### Part of a data file
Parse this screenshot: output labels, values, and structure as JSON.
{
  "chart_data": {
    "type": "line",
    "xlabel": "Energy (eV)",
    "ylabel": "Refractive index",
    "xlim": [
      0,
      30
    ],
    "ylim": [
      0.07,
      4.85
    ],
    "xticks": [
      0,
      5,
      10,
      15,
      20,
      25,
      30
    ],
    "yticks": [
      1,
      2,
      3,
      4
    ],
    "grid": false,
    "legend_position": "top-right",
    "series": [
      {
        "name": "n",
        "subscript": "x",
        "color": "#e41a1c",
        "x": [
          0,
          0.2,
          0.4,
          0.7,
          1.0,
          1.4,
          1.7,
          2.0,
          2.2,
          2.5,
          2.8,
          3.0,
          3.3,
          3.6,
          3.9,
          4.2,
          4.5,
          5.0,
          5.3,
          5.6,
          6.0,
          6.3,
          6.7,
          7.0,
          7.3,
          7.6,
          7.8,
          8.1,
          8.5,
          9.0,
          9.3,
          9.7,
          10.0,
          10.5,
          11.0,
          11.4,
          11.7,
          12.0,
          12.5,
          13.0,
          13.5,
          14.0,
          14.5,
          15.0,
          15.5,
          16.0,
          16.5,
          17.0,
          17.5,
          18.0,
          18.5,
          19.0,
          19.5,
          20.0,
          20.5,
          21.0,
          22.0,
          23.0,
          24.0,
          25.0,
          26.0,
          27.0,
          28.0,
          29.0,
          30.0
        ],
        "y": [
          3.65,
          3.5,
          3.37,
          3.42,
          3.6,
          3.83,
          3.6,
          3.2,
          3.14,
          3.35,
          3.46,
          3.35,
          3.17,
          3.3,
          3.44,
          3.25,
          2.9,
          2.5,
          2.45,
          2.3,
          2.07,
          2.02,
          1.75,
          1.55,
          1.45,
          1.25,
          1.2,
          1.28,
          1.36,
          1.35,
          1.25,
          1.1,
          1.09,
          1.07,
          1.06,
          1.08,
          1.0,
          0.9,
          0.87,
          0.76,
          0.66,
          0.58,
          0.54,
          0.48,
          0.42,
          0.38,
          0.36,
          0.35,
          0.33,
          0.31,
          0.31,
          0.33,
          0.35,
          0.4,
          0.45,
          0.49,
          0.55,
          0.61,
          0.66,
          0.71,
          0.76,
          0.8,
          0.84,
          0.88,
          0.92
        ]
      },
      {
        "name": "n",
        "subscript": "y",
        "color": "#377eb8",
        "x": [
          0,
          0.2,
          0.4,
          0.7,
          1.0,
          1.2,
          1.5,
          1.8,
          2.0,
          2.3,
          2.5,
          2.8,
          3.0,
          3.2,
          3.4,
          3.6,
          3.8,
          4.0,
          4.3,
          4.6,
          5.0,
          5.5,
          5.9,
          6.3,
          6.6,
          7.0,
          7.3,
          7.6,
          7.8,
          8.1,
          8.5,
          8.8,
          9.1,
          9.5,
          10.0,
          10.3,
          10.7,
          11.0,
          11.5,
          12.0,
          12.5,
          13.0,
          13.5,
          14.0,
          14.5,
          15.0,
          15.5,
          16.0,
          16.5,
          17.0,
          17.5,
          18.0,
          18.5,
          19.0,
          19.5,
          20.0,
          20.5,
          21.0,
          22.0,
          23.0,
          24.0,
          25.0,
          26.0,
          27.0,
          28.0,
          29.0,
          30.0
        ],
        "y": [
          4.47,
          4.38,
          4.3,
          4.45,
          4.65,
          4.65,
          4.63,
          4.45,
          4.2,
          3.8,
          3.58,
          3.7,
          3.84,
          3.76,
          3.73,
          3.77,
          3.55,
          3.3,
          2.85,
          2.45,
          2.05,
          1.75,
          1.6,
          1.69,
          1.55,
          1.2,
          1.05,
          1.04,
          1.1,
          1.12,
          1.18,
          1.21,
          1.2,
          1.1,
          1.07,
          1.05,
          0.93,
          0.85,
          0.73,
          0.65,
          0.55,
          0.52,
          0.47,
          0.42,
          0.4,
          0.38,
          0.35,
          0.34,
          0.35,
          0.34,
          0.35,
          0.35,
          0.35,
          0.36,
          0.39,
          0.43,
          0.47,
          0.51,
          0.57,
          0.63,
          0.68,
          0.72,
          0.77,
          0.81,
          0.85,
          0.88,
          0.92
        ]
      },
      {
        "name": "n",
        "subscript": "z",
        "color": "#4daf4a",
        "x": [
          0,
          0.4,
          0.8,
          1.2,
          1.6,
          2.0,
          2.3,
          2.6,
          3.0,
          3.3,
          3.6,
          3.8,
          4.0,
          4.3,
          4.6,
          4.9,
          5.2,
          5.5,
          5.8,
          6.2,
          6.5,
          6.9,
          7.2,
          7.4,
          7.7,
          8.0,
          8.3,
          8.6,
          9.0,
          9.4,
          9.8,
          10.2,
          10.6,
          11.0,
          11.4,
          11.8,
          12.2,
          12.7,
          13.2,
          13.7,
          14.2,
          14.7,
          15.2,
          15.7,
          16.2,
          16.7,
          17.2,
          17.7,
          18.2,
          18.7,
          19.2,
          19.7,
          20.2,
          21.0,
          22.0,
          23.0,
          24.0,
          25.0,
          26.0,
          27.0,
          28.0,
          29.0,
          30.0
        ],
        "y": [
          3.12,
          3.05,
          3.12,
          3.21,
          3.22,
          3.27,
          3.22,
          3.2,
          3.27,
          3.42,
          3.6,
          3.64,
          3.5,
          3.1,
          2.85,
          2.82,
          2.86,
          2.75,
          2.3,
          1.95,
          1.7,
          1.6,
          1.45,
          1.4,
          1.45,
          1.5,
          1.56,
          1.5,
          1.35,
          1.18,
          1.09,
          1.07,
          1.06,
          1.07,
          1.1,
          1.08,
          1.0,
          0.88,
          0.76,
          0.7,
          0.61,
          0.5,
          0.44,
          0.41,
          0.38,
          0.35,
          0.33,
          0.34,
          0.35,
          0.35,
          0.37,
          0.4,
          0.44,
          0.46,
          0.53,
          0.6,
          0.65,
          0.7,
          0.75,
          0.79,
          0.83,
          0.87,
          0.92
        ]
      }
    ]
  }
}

### EXERCISE PROMPT
Retype the material in full. Each word must match.

### SOLUTION FOR THIS PROBLEM
Parse this screenshot: output labels, values, and structure as JSON.
{
  "chart_data": {
    "type": "line",
    "xlabel": "Energy (eV)",
    "ylabel": "Refractive index",
    "xlim": [
      0,
      30
    ],
    "ylim": [
      0.07,
      4.85
    ],
    "xticks": [
      0,
      5,
      10,
      15,
      20,
      25,
      30
    ],
    "yticks": [
      1,
      2,
      3,
      4
    ],
    "grid": false,
    "legend_position": "top-right",
    "series": [
      {
        "name": "n",
        "subscript": "x",
        "color": "#e41a1c",
        "x": [
          0,
          0.2,
          0.4,
          0.7,
          1.0,
          1.4,
          1.7,
          2.0,
          2.2,
          2.5,
          2.8,
          3.0,
          3.3,
          3.6,
          3.9,
          4.2,
          4.5,
          5.0,
          5.3,
          5.6,
          6.0,
          6.3,
          6.7,
          7.0,
          7.3,
          7.6,
          7.8,
          8.1,
          8.5,
          9.0,
          9.3,
          9.7,
          10.0,
          10.5,
          11.0,
          11.4,
          11.7,
          12.0,
          12.5,
          13.0,
          13.5,
          14.0,
          14.5,
          15.0,
          15.5,
          16.0,
          16.5,
          17.0,
          17.5,
          18.0,
          18.5,
          19.0,
          19.5,
          20.0,
          20.5,
          21.0,
          22.0,
          23.0,
          24.0,
          25.0,
          26.0,
          27.0,
          28.0,
          29.0,
          30.0
        ],
        "y": [
          3.65,
          3.5,
          3.37,
          3.42,
          3.6,
          3.83,
          3.6,
          3.2,
          3.14,
          3.35,
          3.46,
          3.35,
          3.17,
          3.3,
          3.44,
          3.25,
          2.9,
          2.5,
          2.45,
          2.3,
          2.07,
          2.02,
          1.75,
          1.55,
          1.45,
          1.25,
          1.2,
          1.28,
          1.36,
          1.35,
          1.25,
          1.1,
          1.09,
          1.07,
          1.06,
          1.08,
          1.0,
          0.9,
          0.87,
          0.76,
          0.66,
          0.58,
          0.54,
          0.48,
          0.42,
          0.38,
          0.36,
          0.35,
          0.33,
          0.31,
          0.31,
          0.33,
          0.35,
          0.4,
          0.45,
          0.49,
          0.55,
          0.61,
          0.66,
          0.71,
          0.76,
          0.8,
          0.84,
          0.88,
          0.92
        ]
      },
      {
        "name": "n",
        "subscript": "y",
        "color": "#377eb8",
        "x": [
          0,
          0.2,
          0.4,
          0.7,
          1.0,
          1.2,
          1.5,
          1.8,
          2.0,
          2.3,
          2.5,
          2.8,
          3.0,
          3.2,
          3.4,
          3.6,
          3.8,
          4.0,
          4.3,
          4.6,
          5.0,
          5.5,
          5.9,
          6.3,
          6.6,
          7.0,
          7.3,
          7.6,
          7.8,
          8.1,
          8.5,
          8.8,
          9.1,
          9.5,
          10.0,
          10.3,
          10.7,
          11.0,
          11.5,
          12.0,
          12.5,
          13.0,
          13.5,
          14.0,
          14.5,
          15.0,
          15.5,
          16.0,
          16.5,
          17.0,
          17.5,
          18.0,
          18.5,
          19.0,
          19.5,
          20.0,
          20.5,
          21.0,
          22.0,
          23.0,
          24.0,
          25.0,
          26.0,
          27.0,
          28.0,
          29.0,
          30.0
        ],
        "y": [
          4.47,
          4.38,
          4.3,
          4.45,
          4.65,
          4.65,
          4.63,
          4.45,
          4.2,
          3.8,
          3.58,
          3.7,
          3.84,
          3.76,
          3.73,
          3.77,
          3.55,
          3.3,
          2.85,
          2.45,
          2.05,
          1.75,
          1.6,
          1.69,
          1.55,
          1.2,
          1.05,
          1.04,
          1.1,
          1.12,
          1.18,
          1.21,
          1.2,
          1.1,
          1.07,
          1.05,
          0.93,
          0.85,
          0.73,
          0.65,
          0.55,
          0.52,
          0.47,
          0.42,
          0.4,
          0.38,
          0.35,
          0.34,
          0.35,
          0.34,
          0.35,
          0.35,
          0.35,
          0.36,
          0.39,
          0.43,
          0.47,
          0.51,
          0.57,
          0.63,
          0.68,
          0.72,
          0.77,
          0.81,
          0.85,
          0.88,
          0.92
        ]
      },
      {
        "name": "n",
        "subscript": "z",
        "color": "#4daf4a",
        "x": [
          0,
          0.4,
          0.8,
          1.2,
          1.6,
          2.0,
          2.3,
          2.6,
          3.0,
          3.3,
          3.6,
          3.8,
          4.0,
          4.3,
          4.6,
          4.9,
          5.2,
          5.5,
          5.8,
          6.2,
          6.5,
          6.9,
          7.2,
          7.4,
          7.7,
          8.0,
          8.3,
          8.6,
          9.0,
          9.4,
          9.8,
          10.2,
          10.6,
          11.0,
          11.4,
          11.8,
          12.2,
          12.7,
          13.2,
          13.7,
          14.2,
          14.7,
          15.2,
          15.7,
          16.2,
          16.7,
          17.2,
          17.7,
          18.2,
          18.7,
          19.2,
          19.7,
          20.2,
          21.0,
          22.0,
          23.0,
          24.0,
          25.0,
          26.0,
          27.0,
          28.0,
          29.0,
          30.0
        ],
        "y": [
          3.12,
          3.05,
          3.12,
          3.21,
          3.22,
          3.27,
          3.22,
          3.2,
          3.27,
          3.42,
          3.6,
          3.64,
          3.5,
          3.1,
          2.85,
          2.82,
          2.86,
          2.75,
          2.3,
          1.95,
          1.7,
          1.6,
          1.45,
          1.4,
          1.45,
          1.5,
          1.56,
          1.5,
          1.35,
          1.18,
          1.09,
          1.07,
          1.06,
          1.07,
          1.1,
          1.08,
          1.0,
          0.88,
          0.76,
          0.7,
          0.61,
          0.5,
          0.44,
          0.41,
          0.38,
          0.35,
          0.33,
          0.34,
          0.35,
          0.35,
          0.37,
          0.4,
          0.44,
          0.46,
          0.53,
          0.6,
          0.65,
          0.7,
          0.75,
          0.79,
          0.83,
          0.87,
          0.92
        ]
      }
    ]
  }
}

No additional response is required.